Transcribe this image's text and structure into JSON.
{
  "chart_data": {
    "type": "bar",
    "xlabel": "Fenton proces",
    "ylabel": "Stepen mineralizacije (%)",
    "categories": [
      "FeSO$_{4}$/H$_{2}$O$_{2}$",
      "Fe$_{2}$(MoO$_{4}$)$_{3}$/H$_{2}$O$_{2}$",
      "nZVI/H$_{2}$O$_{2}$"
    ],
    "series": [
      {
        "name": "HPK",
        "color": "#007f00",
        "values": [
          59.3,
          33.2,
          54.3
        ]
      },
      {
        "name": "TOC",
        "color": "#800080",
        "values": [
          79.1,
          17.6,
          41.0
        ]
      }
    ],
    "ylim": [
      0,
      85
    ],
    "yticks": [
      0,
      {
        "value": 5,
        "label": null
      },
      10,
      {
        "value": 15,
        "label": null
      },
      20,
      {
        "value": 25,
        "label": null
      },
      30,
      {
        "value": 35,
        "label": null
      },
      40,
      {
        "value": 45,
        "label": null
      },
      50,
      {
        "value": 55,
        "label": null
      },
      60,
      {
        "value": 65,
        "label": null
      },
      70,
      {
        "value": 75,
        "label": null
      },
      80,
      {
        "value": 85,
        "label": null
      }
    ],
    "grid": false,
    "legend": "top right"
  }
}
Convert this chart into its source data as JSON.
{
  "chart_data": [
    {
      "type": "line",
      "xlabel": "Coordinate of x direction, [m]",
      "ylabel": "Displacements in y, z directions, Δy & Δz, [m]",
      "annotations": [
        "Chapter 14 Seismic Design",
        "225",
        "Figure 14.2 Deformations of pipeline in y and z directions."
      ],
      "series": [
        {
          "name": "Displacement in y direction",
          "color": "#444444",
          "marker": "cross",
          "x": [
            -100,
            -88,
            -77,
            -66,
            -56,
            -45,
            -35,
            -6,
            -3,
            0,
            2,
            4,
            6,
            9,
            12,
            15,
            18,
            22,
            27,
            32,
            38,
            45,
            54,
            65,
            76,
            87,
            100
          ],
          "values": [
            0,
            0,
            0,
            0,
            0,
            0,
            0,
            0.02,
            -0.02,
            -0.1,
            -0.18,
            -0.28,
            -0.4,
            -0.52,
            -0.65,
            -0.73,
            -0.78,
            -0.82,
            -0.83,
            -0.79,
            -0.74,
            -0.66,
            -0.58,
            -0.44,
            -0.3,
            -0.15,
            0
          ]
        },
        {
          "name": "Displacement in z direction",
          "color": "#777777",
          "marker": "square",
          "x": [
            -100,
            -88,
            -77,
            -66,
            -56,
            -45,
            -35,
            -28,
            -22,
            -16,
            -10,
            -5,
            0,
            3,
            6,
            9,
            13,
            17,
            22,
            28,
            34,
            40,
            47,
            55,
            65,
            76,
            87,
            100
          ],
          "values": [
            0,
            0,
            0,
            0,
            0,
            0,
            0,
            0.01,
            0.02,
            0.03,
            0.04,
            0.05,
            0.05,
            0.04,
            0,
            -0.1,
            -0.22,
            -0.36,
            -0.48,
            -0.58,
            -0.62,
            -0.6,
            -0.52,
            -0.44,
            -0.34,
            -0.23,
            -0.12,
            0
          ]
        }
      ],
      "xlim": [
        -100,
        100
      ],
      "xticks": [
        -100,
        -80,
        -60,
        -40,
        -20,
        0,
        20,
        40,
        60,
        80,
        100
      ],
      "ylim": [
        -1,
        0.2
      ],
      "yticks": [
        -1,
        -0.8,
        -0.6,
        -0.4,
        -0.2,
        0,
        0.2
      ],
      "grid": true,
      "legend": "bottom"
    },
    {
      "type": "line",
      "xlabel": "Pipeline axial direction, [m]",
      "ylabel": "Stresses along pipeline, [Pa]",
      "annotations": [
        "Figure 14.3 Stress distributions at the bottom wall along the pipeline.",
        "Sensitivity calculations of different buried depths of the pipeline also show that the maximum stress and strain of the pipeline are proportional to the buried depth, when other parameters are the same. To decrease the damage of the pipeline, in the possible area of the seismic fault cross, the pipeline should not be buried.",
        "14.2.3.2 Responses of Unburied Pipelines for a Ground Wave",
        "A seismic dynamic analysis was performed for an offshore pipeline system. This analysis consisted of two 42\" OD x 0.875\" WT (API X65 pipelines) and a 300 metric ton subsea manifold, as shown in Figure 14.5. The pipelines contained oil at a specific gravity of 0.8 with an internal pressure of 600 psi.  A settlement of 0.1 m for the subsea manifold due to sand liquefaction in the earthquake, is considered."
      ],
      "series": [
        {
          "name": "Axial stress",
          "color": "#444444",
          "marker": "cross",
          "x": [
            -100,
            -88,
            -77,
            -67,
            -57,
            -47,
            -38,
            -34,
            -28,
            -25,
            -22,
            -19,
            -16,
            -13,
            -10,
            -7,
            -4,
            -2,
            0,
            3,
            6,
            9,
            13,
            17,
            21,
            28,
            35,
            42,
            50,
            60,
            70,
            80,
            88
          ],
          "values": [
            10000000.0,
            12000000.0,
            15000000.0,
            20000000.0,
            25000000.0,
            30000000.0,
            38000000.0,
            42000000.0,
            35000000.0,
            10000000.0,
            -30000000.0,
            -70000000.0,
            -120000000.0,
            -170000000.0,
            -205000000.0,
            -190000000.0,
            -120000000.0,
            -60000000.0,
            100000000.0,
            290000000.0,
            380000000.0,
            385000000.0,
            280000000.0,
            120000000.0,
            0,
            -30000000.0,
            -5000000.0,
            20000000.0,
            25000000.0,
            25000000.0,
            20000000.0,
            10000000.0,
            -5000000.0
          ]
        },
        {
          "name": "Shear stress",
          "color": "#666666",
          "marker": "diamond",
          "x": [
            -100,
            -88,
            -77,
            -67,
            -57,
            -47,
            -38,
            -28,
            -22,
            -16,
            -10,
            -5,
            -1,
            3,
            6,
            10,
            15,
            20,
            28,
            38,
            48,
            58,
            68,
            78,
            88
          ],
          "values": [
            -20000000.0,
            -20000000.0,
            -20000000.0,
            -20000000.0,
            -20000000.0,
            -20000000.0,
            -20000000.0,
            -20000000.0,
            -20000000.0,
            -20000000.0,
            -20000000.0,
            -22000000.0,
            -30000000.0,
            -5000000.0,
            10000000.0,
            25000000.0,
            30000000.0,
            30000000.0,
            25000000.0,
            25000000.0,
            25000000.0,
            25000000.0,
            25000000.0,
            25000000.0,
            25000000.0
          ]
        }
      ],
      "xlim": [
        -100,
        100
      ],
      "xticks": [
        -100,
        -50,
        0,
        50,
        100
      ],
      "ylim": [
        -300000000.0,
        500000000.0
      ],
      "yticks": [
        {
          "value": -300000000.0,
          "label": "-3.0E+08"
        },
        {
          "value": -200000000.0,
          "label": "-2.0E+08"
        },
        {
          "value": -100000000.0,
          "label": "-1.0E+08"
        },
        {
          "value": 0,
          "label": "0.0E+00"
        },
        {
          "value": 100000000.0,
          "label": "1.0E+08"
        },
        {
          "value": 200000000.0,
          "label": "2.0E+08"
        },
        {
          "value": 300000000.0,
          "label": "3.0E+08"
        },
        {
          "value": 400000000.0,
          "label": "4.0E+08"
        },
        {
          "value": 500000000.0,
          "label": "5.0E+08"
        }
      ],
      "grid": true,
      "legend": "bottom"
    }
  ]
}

• WHAT TO DO:
Give the entries once more, exactly as they appear.

• SOLVED PROBLEM:
Transcribe this image's text and structure into JSON.
{
  "chart_data": {
    "type": "bar",
    "xlabel": "Fenton proces",
    "ylabel": "Stepen mineralizacije (%)",
    "categories": [
      "FeSO$_{4}$/H$_{2}$O$_{2}$",
      "Fe$_{2}$(MoO$_{4}$)$_{3}$/H$_{2}$O$_{2}$",
      "nZVI/H$_{2}$O$_{2}$"
    ],
    "series": [
      {
        "name": "HPK",
        "color": "#007f00",
        "values": [
          59.3,
          33.2,
          54.3
        ]
      },
      {
        "name": "TOC",
        "color": "#800080",
        "values": [
          79.1,
          17.6,
          41.0
        ]
      }
    ],
    "ylim": [
      0,
      85
    ],
    "yticks": [
      0,
      {
        "value": 5,
        "label": null
      },
      10,
      {
        "value": 15,
        "label": null
      },
      20,
      {
        "value": 25,
        "label": null
      },
      30,
      {
        "value": 35,
        "label": null
      },
      40,
      {
        "value": 45,
        "label": null
      },
      50,
      {
        "value": 55,
        "label": null
      },
      60,
      {
        "value": 65,
        "label": null
      },
      70,
      {
        "value": 75,
        "label": null
      },
      80,
      {
        "value": 85,
        "label": null
      }
    ],
    "grid": false,
    "legend": "top right"
  }
}
Convert this chart into its source data as JSON.
{
  "chart_data": [
    {
      "type": "line",
      "xlabel": "Coordinate of x direction, [m]",
      "ylabel": "Displacements in y, z directions, Δy & Δz, [m]",
      "annotations": [
        "Chapter 14 Seismic Design",
        "225",
        "Figure 14.2 Deformations of pipeline in y and z directions."
      ],
      "series": [
        {
          "name": "Displacement in y direction",
          "color": "#444444",
          "marker": "cross",
          "x": [
            -100,
            -88,
            -77,
            -66,
            -56,
            -45,
            -35,
            -6,
            -3,
            0,
            2,
            4,
            6,
            9,
            12,
            15,
            18,
            22,
            27,
            32,
            38,
            45,
            54,
            65,
            76,
            87,
            100
          ],
          "values": [
            0,
            0,
            0,
            0,
            0,
            0,
            0,
            0.02,
            -0.02,
            -0.1,
            -0.18,
            -0.28,
            -0.4,
            -0.52,
            -0.65,
            -0.73,
            -0.78,
            -0.82,
            -0.83,
            -0.79,
            -0.74,
            -0.66,
            -0.58,
            -0.44,
            -0.3,
            -0.15,
            0
          ]
        },
        {
          "name": "Displacement in z direction",
          "color": "#777777",
          "marker": "square",
          "x": [
            -100,
            -88,
            -77,
            -66,
            -56,
            -45,
            -35,
            -28,
            -22,
            -16,
            -10,
            -5,
            0,
            3,
            6,
            9,
            13,
            17,
            22,
            28,
            34,
            40,
            47,
            55,
            65,
            76,
            87,
            100
          ],
          "values": [
            0,
            0,
            0,
            0,
            0,
            0,
            0,
            0.01,
            0.02,
            0.03,
            0.04,
            0.05,
            0.05,
            0.04,
            0,
            -0.1,
            -0.22,
            -0.36,
            -0.48,
            -0.58,
            -0.62,
            -0.6,
            -0.52,
            -0.44,
            -0.34,
            -0.23,
            -0.12,
            0
          ]
        }
      ],
      "xlim": [
        -100,
        100
      ],
      "xticks": [
        -100,
        -80,
        -60,
        -40,
        -20,
        0,
        20,
        40,
        60,
        80,
        100
      ],
      "ylim": [
        -1,
        0.2
      ],
      "yticks": [
        -1,
        -0.8,
        -0.6,
        -0.4,
        -0.2,
        0,
        0.2
      ],
      "grid": true,
      "legend": "bottom"
    },
    {
      "type": "line",
      "xlabel": "Pipeline axial direction, [m]",
      "ylabel": "Stresses along pipeline, [Pa]",
      "annotations": [
        "Figure 14.3 Stress distributions at the bottom wall along the pipeline.",
        "Sensitivity calculations of different buried depths of the pipeline also show that the maximum stress and strain of the pipeline are proportional to the buried depth, when other parameters are the same. To decrease the damage of the pipeline, in the possible area of the seismic fault cross, the pipeline should not be buried.",
        "14.2.3.2 Responses of Unburied Pipelines for a Ground Wave",
        "A seismic dynamic analysis was performed for an offshore pipeline system. This analysis consisted of two 42\" OD x 0.875\" WT (API X65 pipelines) and a 300 metric ton subsea manifold, as shown in Figure 14.5. The pipelines contained oil at a specific gravity of 0.8 with an internal pressure of 600 psi.  A settlement of 0.1 m for the subsea manifold due to sand liquefaction in the earthquake, is considered."
      ],
      "series": [
        {
          "name": "Axial stress",
          "color": "#444444",
          "marker": "cross",
          "x": [
            -100,
            -88,
            -77,
            -67,
            -57,
            -47,
            -38,
            -34,
            -28,
            -25,
            -22,
            -19,
            -16,
            -13,
            -10,
            -7,
            -4,
            -2,
            0,
            3,
            6,
            9,
            13,
            17,
            21,
            28,
            35,
            42,
            50,
            60,
            70,
            80,
            88
          ],
          "values": [
            10000000.0,
            12000000.0,
            15000000.0,
            20000000.0,
            25000000.0,
            30000000.0,
            38000000.0,
            42000000.0,
            35000000.0,
            10000000.0,
            -30000000.0,
            -70000000.0,
            -120000000.0,
            -170000000.0,
            -205000000.0,
            -190000000.0,
            -120000000.0,
            -60000000.0,
            100000000.0,
            290000000.0,
            380000000.0,
            385000000.0,
            280000000.0,
            120000000.0,
            0,
            -30000000.0,
            -5000000.0,
            20000000.0,
            25000000.0,
            25000000.0,
            20000000.0,
            10000000.0,
            -5000000.0
          ]
        },
        {
          "name": "Shear stress",
          "color": "#666666",
          "marker": "diamond",
          "x": [
            -100,
            -88,
            -77,
            -67,
            -57,
            -47,
            -38,
            -28,
            -22,
            -16,
            -10,
            -5,
            -1,
            3,
            6,
            10,
            15,
            20,
            28,
            38,
            48,
            58,
            68,
            78,
            88
          ],
          "values": [
            -20000000.0,
            -20000000.0,
            -20000000.0,
            -20000000.0,
            -20000000.0,
            -20000000.0,
            -20000000.0,
            -20000000.0,
            -20000000.0,
            -20000000.0,
            -20000000.0,
            -22000000.0,
            -30000000.0,
            -5000000.0,
            10000000.0,
            25000000.0,
            30000000.0,
            30000000.0,
            25000000.0,
            25000000.0,
            25000000.0,
            25000000.0,
            25000000.0,
            25000000.0,
            25000000.0
          ]
        }
      ],
      "xlim": [
        -100,
        100
      ],
      "xticks": [
        -100,
        -50,
        0,
        50,
        100
      ],
      "ylim": [
        -300000000.0,
        500000000.0
      ],
      "yticks": [
        {
          "value": -300000000.0,
          "label": "-3.0E+08"
        },
        {
          "value": -200000000.0,
          "label": "-2.0E+08"
        },
        {
          "value": -100000000.0,
          "label": "-1.0E+08"
        },
        {
          "value": 0,
          "label": "0.0E+00"
        },
        {
          "value": 100000000.0,
          "label": "1.0E+08"
        },
        {
          "value": 200000000.0,
          "label": "2.0E+08"
        },
        {
          "value": 300000000.0,
          "label": "3.0E+08"
        },
        {
          "value": 400000000.0,
          "label": "4.0E+08"
        },
        {
          "value": 500000000.0,
          "label": "5.0E+08"
        }
      ],
      "grid": true,
      "legend": "bottom"
    }
  ]
}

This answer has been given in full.